(Exercise passage)

This article is by editor Linda Vergon.
Holly Johnson’s post (“The high cost of keeping up with the Joneses”) got me thinking about a number of things this week, but mostly about how people manage their credit. Obviously, if you’re intent on keeping up with the Joneses and you’re living above your means, that house of cards is going to fall, right? And the reality is that time and good behavior are what it will take to repair your credit after such a train wreck. The first step (obviously, again) is to determine what your credit score is and to track your progress as you address your debt situation.
If, on the other hand, you’re someone who actively manages their finances and is always looking to improve their financial picture, do you also monitor your credit score to improve it? And if so, what do you do?
You can always get your free credit report at the government’s official site, annualcreditreport.com, but that isn’t your credit score and so it provides rather limited insight into your credit situation. You can pay to get your credit score from one of the bureaus or get it when you’re denied credit, but otherwise you’re in the dark if something changes. It would be much better to see your credit score on a regular basis so you can determine if your decisions are helping you or hurting you. This becomes even more relevant if you’re anticipating a job change, making a large purchase like a home or a car, or even getting married or divorced. Does having a lot of open accounts improve your credit score? Would it be better to close some accounts?
Last year we asked, “Is credit monitoring worth the money?” but now some of these services are free. At WisePiggy.com (a sister site of GetRichSlowly.org), for example, they do a soft-pull from TransUnion every 30 days so you can monitor your score anytime; then every 90 days, they analyze your credit report and give you a report card so you can see how specific factors like payment history and credit mix impact your score – all of which is free. The objective is to optimize your credit so you qualify for lower insurance premiums, better loan terms and great credit cards.

(End Exercise passage)
(Records supplied)

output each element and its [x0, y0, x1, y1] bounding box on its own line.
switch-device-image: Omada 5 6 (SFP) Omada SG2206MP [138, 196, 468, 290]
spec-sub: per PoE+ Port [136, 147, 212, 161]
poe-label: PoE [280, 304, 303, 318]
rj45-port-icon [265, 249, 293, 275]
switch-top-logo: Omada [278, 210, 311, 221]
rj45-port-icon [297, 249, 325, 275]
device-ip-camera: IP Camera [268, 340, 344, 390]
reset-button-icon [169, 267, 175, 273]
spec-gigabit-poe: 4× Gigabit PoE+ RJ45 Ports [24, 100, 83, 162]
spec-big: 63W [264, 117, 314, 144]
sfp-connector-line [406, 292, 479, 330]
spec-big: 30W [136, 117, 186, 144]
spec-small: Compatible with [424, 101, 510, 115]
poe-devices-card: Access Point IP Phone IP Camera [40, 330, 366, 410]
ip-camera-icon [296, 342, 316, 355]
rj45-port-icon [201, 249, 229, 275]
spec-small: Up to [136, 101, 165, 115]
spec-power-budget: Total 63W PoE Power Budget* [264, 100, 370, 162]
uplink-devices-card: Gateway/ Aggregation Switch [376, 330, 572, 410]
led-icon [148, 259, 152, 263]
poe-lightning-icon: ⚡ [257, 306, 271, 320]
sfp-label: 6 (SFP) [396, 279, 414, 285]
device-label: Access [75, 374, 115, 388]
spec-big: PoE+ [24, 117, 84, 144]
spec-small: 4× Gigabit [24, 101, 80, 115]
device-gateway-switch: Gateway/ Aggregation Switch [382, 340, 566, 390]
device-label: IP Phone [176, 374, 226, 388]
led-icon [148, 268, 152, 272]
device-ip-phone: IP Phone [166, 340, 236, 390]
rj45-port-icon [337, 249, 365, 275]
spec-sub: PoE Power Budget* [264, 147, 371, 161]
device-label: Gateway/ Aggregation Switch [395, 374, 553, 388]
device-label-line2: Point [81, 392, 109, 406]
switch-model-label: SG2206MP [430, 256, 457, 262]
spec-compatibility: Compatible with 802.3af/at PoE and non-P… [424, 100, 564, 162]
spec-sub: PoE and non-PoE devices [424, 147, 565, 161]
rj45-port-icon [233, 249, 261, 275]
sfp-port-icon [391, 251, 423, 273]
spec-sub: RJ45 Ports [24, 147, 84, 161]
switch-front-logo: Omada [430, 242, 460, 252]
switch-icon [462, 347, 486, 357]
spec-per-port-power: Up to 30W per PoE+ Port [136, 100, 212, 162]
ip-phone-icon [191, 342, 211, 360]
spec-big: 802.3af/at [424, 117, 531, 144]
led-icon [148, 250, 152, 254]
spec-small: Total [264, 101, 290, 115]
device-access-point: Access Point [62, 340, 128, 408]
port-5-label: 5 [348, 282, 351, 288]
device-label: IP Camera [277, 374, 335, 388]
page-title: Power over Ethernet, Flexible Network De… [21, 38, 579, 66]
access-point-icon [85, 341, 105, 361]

(End Records supplied)

» **Work instruction 1**
In the article on monitoring credit scores, how often does WisePiggy.com do a soft-pull from TransUnion?
» **Work instruction 2**
Pick up the article on monitoring credit scores after its final sentence and continue it.

» **Expected answer 1**
Every 30 days.

» **Expected answer 2**
One commenter, Jim, summed up his experience nicely:
Not worth it during periods of status quo. In times of simple maintenance of finances, CreditKarma, CreditSesame, and Quizzle, plus your three free full annual reports (one from each bureau) is plenty to monitor for any changes, just make sure you turn on the email alerts. I do all this, plus I do MyFICO $5/mo daily monitoring and quarterly FICO score update.
During times of risk, such as preparing credit for applying for a new loan, divorce, or if free monitoring indicates potential identity theft or fraud – then full-on monitoring is worth it. When all is back to status quo, then, drop that expense. It has value, and it is, unfortunately, an exchange of money for something you do not have access to.
Lifelock and their competitors are a convienience-fee business. You can do everything they do yourself for free, and their insurance is so tightly actualized that most identity theft successes while locked are not covered. The insurance is virtually worthless, so its all about convenience.
How do you manage – and improve — your credit situation? Do you prefer to monitor your credit report and your credit score yourself, or do you prefer a dashboard tool that provides a snapshot and advice on how to improve your score? Do you use a free service or do you pay for monitoring?